[Dataset entries]
***
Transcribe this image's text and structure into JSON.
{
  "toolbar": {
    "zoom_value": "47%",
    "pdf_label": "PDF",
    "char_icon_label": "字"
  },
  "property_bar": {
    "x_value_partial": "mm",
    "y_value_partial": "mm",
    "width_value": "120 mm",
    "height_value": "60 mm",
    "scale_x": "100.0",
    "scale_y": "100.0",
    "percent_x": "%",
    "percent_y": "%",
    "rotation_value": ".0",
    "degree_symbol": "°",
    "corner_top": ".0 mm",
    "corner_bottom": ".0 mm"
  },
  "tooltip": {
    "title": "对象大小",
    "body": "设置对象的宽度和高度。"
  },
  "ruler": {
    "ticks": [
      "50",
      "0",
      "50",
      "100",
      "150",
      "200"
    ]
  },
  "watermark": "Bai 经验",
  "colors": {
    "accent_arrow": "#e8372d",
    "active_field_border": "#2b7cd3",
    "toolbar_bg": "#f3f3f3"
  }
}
***
Retype all of the entries precisely as they are.

Transcribe this image's text and structure into JSON.
{
  "toolbar": {
    "zoom_value": "47%",
    "pdf_label": "PDF",
    "char_icon_label": "字"
  },
  "property_bar": {
    "x_value_partial": "mm",
    "y_value_partial": "mm",
    "width_value": "120 mm",
    "height_value": "60 mm",
    "scale_x": "100.0",
    "scale_y": "100.0",
    "percent_x": "%",
    "percent_y": "%",
    "rotation_value": ".0",
    "degree_symbol": "°",
    "corner_top": ".0 mm",
    "corner_bottom": ".0 mm"
  },
  "tooltip": {
    "title": "对象大小",
    "body": "设置对象的宽度和高度。"
  },
  "ruler": {
    "ticks": [
      "50",
      "0",
      "50",
      "100",
      "150",
      "200"
    ]
  },
  "watermark": "Bai 经验",
  "colors": {
    "accent_arrow": "#e8372d",
    "active_field_border": "#2b7cd3",
    "toolbar_bg": "#f3f3f3"
  }
}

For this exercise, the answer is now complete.